Data to process
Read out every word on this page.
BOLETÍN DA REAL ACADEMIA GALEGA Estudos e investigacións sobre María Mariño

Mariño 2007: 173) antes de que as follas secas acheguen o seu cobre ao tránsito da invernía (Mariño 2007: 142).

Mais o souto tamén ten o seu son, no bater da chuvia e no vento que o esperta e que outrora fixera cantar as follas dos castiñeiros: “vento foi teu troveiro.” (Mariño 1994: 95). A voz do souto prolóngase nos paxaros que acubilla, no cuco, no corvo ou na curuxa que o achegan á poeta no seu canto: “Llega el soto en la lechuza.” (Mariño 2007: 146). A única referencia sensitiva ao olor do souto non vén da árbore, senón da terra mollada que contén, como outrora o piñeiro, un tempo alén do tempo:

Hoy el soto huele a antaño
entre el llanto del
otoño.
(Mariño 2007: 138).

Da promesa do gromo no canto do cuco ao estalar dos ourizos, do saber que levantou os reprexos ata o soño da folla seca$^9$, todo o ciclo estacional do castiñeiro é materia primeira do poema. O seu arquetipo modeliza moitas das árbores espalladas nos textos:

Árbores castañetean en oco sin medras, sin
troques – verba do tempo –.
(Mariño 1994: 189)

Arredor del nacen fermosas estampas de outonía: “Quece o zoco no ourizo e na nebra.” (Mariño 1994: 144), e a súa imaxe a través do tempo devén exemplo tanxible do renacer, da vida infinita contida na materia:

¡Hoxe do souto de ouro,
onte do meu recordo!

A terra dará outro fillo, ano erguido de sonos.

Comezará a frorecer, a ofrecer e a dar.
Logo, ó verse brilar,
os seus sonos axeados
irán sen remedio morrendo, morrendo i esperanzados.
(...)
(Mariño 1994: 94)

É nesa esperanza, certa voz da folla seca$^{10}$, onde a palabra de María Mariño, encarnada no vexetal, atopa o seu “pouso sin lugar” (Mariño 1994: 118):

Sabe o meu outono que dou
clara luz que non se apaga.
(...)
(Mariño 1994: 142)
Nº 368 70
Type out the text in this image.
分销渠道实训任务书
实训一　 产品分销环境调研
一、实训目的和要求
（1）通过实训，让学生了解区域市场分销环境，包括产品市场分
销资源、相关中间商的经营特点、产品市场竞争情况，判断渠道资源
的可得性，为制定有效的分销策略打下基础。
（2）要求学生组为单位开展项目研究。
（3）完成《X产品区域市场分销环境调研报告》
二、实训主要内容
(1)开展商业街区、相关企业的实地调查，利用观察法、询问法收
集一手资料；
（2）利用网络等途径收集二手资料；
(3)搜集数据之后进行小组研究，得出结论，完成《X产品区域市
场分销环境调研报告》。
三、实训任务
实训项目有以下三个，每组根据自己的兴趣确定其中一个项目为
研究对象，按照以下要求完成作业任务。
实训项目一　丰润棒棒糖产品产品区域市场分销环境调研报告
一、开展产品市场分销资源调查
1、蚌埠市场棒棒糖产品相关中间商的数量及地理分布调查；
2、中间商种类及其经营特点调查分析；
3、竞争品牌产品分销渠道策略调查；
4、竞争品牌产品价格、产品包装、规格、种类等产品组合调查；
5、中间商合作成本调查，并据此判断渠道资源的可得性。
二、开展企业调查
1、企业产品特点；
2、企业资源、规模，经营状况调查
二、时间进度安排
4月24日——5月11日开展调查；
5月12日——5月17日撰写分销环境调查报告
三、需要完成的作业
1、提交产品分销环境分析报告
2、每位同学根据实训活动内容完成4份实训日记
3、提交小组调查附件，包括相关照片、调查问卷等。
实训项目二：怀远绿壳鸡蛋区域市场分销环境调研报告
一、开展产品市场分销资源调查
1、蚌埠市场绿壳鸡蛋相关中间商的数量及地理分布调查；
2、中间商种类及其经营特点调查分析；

Written exercise
Each line of the material must be restated exactly.

Reply to the exercise
Read out every word on this page.
BOLETÍN DA REAL ACADEMIA GALEGA Estudos e investigacións sobre María Mariño

Mariño 2007: 173) antes de que as follas secas acheguen o seu cobre ao tránsito da invernía (Mariño 2007: 142).

Mais o souto tamén ten o seu son, no bater da chuvia e no vento que o esperta e que outrora fixera cantar as follas dos castiñeiros: “vento foi teu troveiro.” (Mariño 1994: 95). A voz do souto prolóngase nos paxaros que acubilla, no cuco, no corvo ou na curuxa que o achegan á poeta no seu canto: “Llega el soto en la lechuza.” (Mariño 2007: 146). A única referencia sensitiva ao olor do souto non vén da árbore, senón da terra mollada que contén, como outrora o piñeiro, un tempo alén do tempo:

Hoy el soto huele a antaño
entre el llanto del
otoño.
(Mariño 2007: 138).

Da promesa do gromo no canto do cuco ao estalar dos ourizos, do saber que levantou os reprexos ata o soño da folla seca$^9$, todo o ciclo estacional do castiñeiro é materia primeira do poema. O seu arquetipo modeliza moitas das árbores espalladas nos textos:

Árbores castañetean en oco sin medras, sin
troques – verba do tempo –.
(Mariño 1994: 189)

Arredor del nacen fermosas estampas de outonía: “Quece o zoco no ourizo e na nebra.” (Mariño 1994: 144), e a súa imaxe a través do tempo devén exemplo tanxible do renacer, da vida infinita contida na materia:

¡Hoxe do souto de ouro,
onte do meu recordo!

A terra dará outro fillo, ano erguido de sonos.

Comezará a frorecer, a ofrecer e a dar.
Logo, ó verse brilar,
os seus sonos axeados
irán sen remedio morrendo, morrendo i esperanzados.
(...)
(Mariño 1994: 94)

É nesa esperanza, certa voz da folla seca$^{10}$, onde a palabra de María Mariño, encarnada no vexetal, atopa o seu “pouso sin lugar” (Mariño 1994: 118):

Sabe o meu outono que dou
clara luz que non se apaga.
(...)
(Mariño 1994: 142)
Nº 368 70
Type out the text in this image.
分销渠道实训任务书
实训一　 产品分销环境调研
一、实训目的和要求
（1）通过实训，让学生了解区域市场分销环境，包括产品市场分
销资源、相关中间商的经营特点、产品市场竞争情况，判断渠道资源
的可得性，为制定有效的分销策略打下基础。
（2）要求学生组为单位开展项目研究。
（3）完成《X产品区域市场分销环境调研报告》
二、实训主要内容
(1)开展商业街区、相关企业的实地调查，利用观察法、询问法收
集一手资料；
（2）利用网络等途径收集二手资料；
(3)搜集数据之后进行小组研究，得出结论，完成《X产品区域市
场分销环境调研报告》。
三、实训任务
实训项目有以下三个，每组根据自己的兴趣确定其中一个项目为
研究对象，按照以下要求完成作业任务。
实训项目一　丰润棒棒糖产品产品区域市场分销环境调研报告
一、开展产品市场分销资源调查
1、蚌埠市场棒棒糖产品相关中间商的数量及地理分布调查；
2、中间商种类及其经营特点调查分析；
3、竞争品牌产品分销渠道策略调查；
4、竞争品牌产品价格、产品包装、规格、种类等产品组合调查；
5、中间商合作成本调查，并据此判断渠道资源的可得性。
二、开展企业调查
1、企业产品特点；
2、企业资源、规模，经营状况调查
二、时间进度安排
4月24日——5月11日开展调查；
5月12日——5月17日撰写分销环境调查报告
三、需要完成的作业
1、提交产品分销环境分析报告
2、每位同学根据实训活动内容完成4份实训日记
3、提交小组调查附件，包括相关照片、调查问卷等。
实训项目二：怀远绿壳鸡蛋区域市场分销环境调研报告
一、开展产品市场分销资源调查
1、蚌埠市场绿壳鸡蛋相关中间商的数量及地理分布调查；
2、中间商种类及其经营特点调查分析；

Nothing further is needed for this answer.